Stored data
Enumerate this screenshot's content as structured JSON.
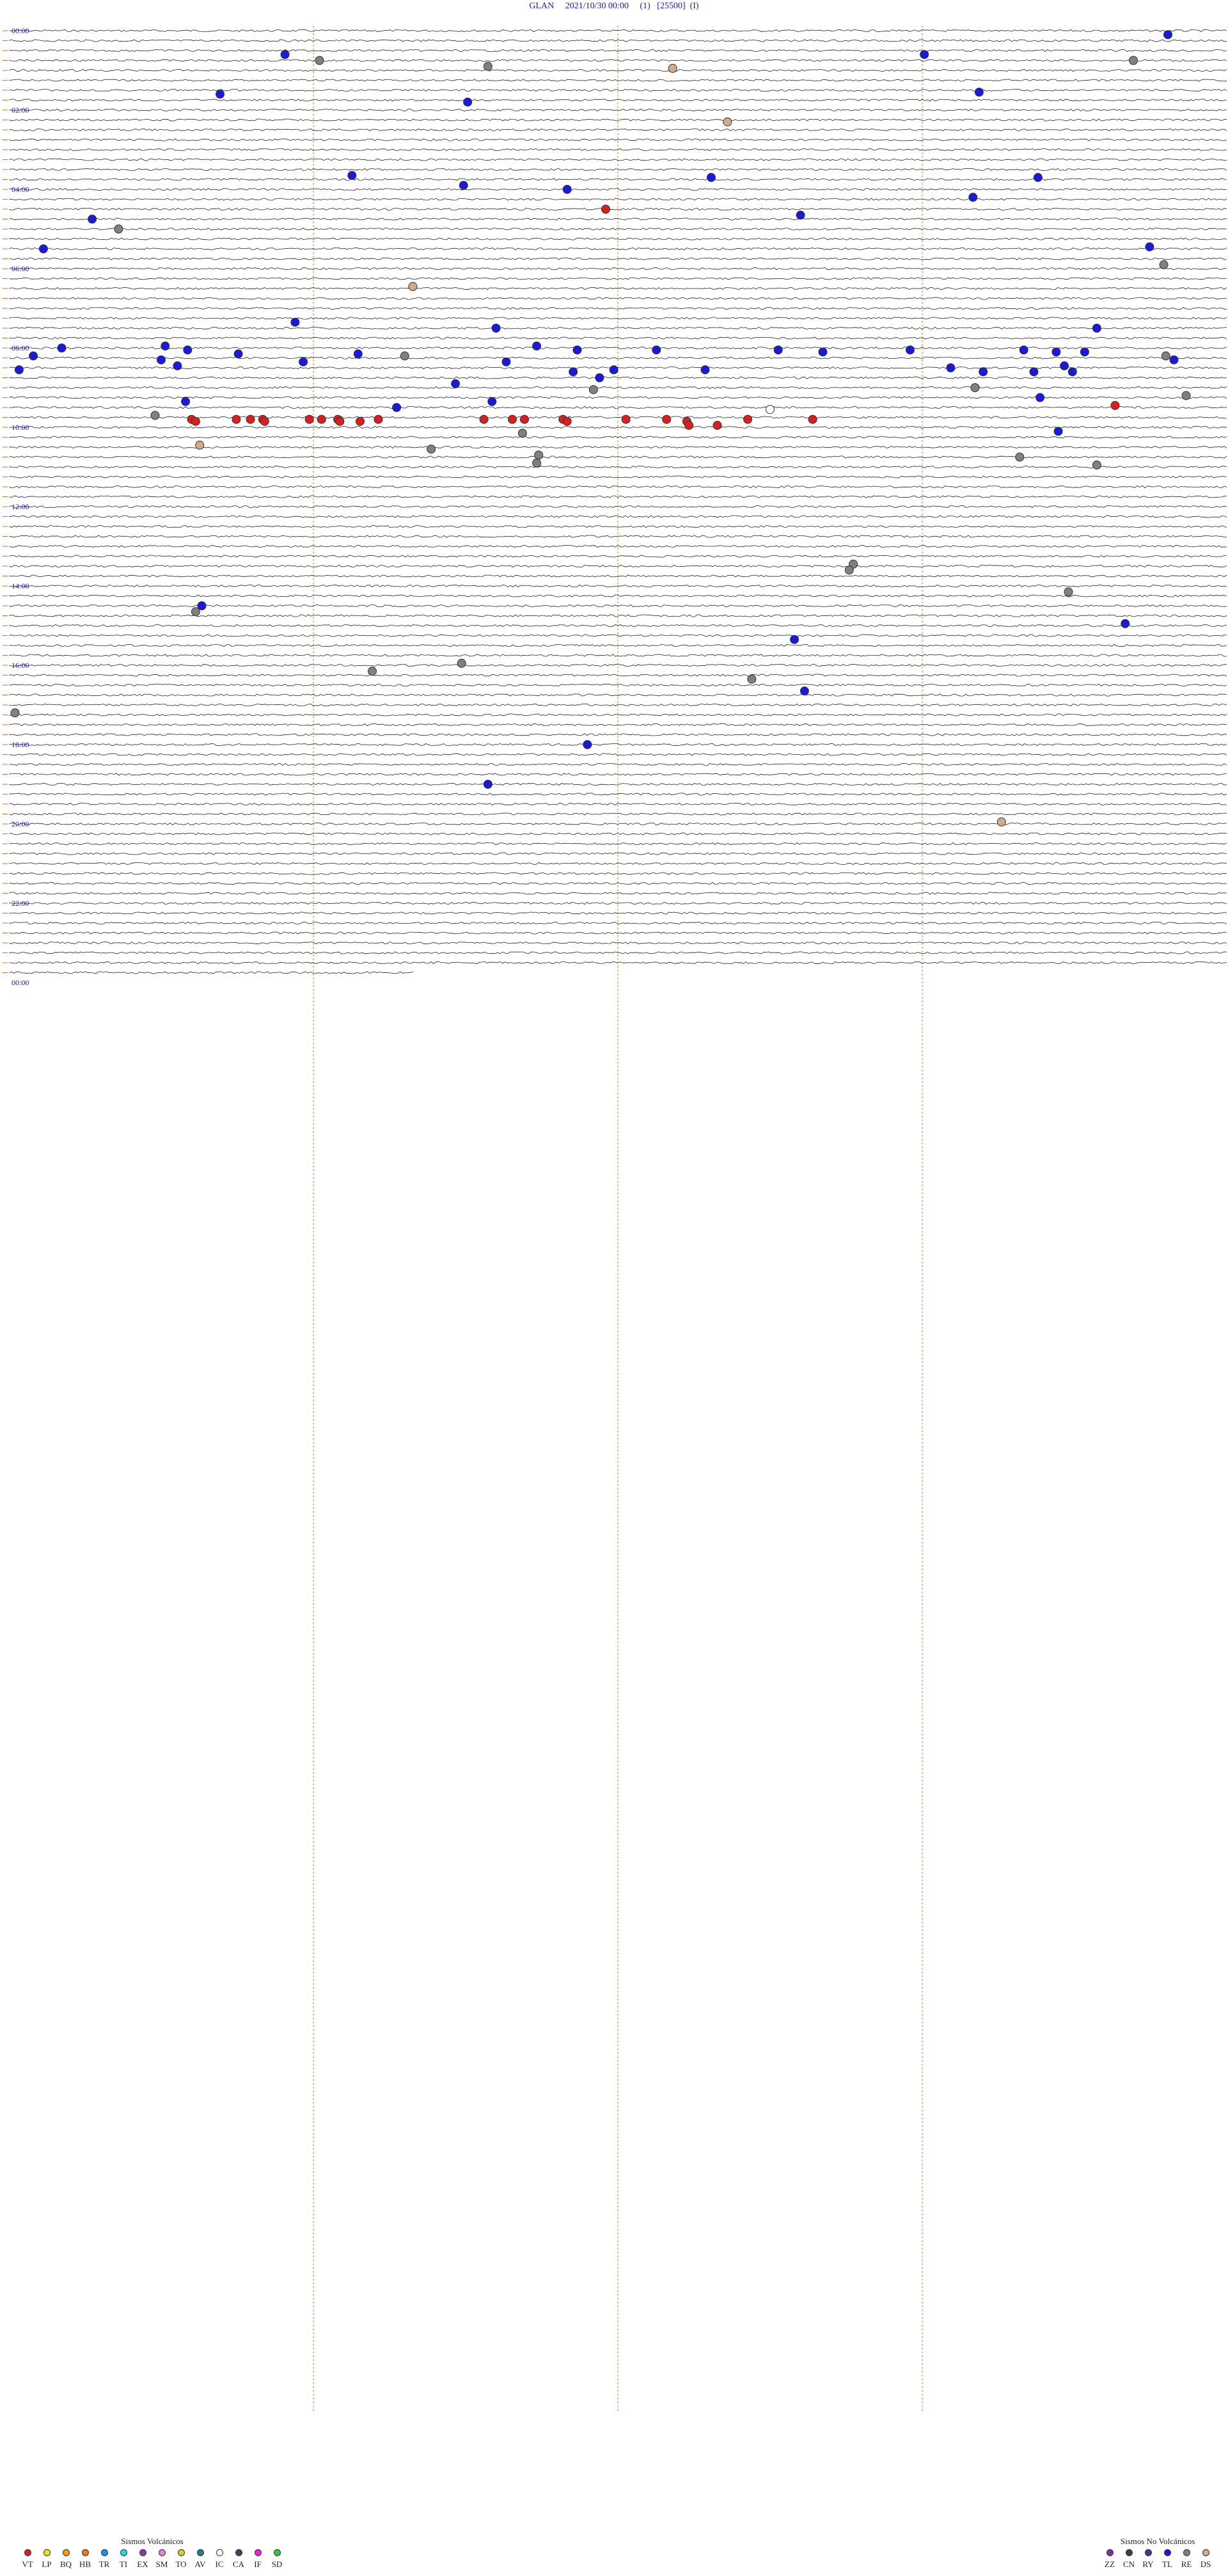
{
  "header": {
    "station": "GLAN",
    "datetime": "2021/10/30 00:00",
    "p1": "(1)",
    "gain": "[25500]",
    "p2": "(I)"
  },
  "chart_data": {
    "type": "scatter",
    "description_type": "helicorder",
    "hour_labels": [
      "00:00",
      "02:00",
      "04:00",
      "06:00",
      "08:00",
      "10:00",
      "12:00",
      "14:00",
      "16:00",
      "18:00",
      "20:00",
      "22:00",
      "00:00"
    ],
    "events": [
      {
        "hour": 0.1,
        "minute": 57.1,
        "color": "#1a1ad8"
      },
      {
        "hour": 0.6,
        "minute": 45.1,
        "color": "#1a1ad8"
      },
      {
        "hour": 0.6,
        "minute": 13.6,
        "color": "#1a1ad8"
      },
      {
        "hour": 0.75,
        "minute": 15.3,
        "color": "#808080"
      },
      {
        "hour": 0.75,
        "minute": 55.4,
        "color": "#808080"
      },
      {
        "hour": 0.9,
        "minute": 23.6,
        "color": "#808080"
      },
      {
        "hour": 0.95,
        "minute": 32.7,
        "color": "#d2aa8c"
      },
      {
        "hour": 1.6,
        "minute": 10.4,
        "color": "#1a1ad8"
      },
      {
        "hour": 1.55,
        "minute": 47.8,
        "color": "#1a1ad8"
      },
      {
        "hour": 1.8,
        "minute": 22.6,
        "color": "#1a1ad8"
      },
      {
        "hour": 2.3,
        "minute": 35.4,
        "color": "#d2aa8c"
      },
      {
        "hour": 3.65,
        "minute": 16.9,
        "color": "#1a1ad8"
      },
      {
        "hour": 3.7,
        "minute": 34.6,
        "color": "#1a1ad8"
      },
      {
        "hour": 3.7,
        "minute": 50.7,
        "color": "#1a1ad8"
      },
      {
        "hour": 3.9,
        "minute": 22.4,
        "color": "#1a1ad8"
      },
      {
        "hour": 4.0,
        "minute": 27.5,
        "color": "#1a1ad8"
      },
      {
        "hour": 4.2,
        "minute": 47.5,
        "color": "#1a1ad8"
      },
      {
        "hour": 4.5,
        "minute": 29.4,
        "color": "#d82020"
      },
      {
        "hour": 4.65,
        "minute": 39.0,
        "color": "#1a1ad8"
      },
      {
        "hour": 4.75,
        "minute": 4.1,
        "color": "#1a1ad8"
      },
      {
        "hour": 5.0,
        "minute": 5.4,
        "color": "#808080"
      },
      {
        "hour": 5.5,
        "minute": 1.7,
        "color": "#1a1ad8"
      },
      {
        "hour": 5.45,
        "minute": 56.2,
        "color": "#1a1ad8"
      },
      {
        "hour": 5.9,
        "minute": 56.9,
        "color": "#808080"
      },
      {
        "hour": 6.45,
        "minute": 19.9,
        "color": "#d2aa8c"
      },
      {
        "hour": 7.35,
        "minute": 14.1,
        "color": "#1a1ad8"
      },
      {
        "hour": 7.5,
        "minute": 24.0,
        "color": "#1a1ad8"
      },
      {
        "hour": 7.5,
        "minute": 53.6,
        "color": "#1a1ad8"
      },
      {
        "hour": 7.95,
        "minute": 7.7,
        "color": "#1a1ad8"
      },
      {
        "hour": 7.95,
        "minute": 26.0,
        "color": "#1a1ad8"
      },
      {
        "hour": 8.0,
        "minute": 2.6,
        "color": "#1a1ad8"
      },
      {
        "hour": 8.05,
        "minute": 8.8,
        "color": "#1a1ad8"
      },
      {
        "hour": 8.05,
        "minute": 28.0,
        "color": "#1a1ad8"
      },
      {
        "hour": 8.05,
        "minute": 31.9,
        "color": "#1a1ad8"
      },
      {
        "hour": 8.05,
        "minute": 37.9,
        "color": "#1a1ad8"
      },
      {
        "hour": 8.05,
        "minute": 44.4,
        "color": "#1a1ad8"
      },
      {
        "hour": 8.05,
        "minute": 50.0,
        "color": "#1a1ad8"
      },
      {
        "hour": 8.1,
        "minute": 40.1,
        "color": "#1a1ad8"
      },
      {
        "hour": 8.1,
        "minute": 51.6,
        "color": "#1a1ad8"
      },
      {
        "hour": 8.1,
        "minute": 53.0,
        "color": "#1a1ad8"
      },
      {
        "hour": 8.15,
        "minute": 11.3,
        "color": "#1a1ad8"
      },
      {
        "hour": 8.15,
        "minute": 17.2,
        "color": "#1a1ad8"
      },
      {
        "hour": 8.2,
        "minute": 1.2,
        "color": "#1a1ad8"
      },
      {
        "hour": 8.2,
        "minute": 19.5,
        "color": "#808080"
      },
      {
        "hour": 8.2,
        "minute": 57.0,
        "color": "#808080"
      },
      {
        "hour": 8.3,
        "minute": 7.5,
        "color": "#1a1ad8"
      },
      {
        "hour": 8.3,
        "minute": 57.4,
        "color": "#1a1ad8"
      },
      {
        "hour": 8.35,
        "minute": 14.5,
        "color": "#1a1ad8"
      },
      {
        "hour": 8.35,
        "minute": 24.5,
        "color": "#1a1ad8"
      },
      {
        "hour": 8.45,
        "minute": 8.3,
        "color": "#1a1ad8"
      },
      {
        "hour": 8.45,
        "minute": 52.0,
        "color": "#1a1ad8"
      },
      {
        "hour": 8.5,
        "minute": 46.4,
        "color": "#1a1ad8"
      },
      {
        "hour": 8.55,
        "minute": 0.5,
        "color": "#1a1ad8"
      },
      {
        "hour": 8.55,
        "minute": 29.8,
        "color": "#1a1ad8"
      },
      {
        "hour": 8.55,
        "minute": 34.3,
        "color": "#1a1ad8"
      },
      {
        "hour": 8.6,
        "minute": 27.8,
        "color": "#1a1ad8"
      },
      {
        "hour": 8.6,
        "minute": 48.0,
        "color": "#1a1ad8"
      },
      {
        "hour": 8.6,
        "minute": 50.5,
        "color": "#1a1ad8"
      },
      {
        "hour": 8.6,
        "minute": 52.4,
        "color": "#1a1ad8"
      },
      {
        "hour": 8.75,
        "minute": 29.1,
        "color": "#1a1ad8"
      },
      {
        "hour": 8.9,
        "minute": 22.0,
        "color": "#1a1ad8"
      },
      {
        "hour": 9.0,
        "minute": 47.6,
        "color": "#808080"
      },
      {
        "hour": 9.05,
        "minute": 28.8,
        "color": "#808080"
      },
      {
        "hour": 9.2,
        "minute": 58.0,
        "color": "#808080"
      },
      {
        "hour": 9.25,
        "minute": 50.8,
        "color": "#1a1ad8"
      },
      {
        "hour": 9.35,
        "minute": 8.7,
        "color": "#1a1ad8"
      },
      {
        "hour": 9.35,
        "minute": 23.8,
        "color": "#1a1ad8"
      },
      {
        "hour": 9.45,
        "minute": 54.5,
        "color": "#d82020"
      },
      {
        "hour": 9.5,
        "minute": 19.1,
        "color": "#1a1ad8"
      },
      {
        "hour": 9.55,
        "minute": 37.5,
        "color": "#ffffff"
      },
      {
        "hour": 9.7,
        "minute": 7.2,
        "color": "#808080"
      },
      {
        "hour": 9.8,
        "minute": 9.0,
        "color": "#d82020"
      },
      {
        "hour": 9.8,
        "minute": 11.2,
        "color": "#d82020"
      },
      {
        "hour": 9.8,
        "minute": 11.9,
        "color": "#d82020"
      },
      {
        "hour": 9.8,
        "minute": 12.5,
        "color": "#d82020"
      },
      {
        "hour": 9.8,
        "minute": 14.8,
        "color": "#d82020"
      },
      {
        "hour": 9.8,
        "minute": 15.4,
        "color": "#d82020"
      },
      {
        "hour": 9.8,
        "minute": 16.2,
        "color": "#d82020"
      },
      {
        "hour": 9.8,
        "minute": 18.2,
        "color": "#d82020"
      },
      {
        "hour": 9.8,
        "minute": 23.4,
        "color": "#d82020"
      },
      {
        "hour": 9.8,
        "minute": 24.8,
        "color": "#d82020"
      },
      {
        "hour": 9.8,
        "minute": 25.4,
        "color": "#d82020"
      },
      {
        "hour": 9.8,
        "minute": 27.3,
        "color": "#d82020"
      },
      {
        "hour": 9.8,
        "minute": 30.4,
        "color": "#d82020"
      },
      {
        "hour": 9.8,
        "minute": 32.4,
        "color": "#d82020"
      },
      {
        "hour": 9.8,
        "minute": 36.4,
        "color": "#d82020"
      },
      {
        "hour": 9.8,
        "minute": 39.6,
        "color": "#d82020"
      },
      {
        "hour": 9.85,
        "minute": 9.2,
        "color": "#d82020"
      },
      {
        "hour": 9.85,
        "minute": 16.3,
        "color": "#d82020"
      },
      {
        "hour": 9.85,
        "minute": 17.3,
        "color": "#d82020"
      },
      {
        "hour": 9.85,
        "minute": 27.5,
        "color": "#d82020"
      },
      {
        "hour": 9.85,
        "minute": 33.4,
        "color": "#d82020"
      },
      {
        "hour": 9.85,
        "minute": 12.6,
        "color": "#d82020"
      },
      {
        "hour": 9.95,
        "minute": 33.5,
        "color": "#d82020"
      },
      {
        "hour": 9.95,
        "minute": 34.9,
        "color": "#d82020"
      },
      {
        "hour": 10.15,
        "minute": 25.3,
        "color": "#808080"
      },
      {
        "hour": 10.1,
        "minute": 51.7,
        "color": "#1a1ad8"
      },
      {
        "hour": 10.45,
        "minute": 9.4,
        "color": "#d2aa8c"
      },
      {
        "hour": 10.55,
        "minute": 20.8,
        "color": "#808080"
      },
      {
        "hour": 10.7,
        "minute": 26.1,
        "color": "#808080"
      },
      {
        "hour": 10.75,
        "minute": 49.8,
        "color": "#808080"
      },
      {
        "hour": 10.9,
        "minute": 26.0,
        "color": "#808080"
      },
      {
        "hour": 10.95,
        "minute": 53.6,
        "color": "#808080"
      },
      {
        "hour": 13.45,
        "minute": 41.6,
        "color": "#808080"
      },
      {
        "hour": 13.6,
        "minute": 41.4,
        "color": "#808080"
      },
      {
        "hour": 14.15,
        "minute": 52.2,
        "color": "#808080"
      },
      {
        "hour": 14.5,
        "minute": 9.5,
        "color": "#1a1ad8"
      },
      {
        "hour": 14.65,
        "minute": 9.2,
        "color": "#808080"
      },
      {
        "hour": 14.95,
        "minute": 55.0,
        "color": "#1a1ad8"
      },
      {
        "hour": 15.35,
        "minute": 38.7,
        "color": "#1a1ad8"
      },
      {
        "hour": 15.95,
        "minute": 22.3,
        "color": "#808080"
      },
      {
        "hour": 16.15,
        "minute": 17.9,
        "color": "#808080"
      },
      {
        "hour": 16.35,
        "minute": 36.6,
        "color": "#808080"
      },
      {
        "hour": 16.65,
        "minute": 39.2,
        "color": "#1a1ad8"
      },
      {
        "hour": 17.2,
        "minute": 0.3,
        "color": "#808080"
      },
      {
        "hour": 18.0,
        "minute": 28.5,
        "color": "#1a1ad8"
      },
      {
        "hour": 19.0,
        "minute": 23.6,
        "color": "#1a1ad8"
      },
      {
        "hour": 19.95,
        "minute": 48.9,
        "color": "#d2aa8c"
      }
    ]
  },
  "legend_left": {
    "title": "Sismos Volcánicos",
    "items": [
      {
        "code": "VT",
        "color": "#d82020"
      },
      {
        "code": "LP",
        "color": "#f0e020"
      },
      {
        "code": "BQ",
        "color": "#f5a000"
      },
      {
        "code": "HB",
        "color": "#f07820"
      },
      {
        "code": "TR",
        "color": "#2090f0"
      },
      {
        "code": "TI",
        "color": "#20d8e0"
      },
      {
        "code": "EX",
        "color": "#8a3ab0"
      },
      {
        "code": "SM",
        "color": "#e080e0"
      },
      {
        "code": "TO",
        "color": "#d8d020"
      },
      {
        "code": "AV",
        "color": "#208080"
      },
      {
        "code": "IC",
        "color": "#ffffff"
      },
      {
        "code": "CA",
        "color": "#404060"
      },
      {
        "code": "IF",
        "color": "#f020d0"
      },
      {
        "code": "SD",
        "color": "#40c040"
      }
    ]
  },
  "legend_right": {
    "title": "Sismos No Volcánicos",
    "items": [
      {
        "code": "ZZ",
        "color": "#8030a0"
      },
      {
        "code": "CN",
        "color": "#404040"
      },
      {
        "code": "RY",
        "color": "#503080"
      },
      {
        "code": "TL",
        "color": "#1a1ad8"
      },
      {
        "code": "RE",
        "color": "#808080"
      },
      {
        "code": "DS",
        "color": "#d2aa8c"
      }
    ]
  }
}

Requirements
Extract from the material all lines containing the string "title".

Result for this exercise
    "title": "Sismos Volcánicos",
    "title": "Sismos No Volcánicos",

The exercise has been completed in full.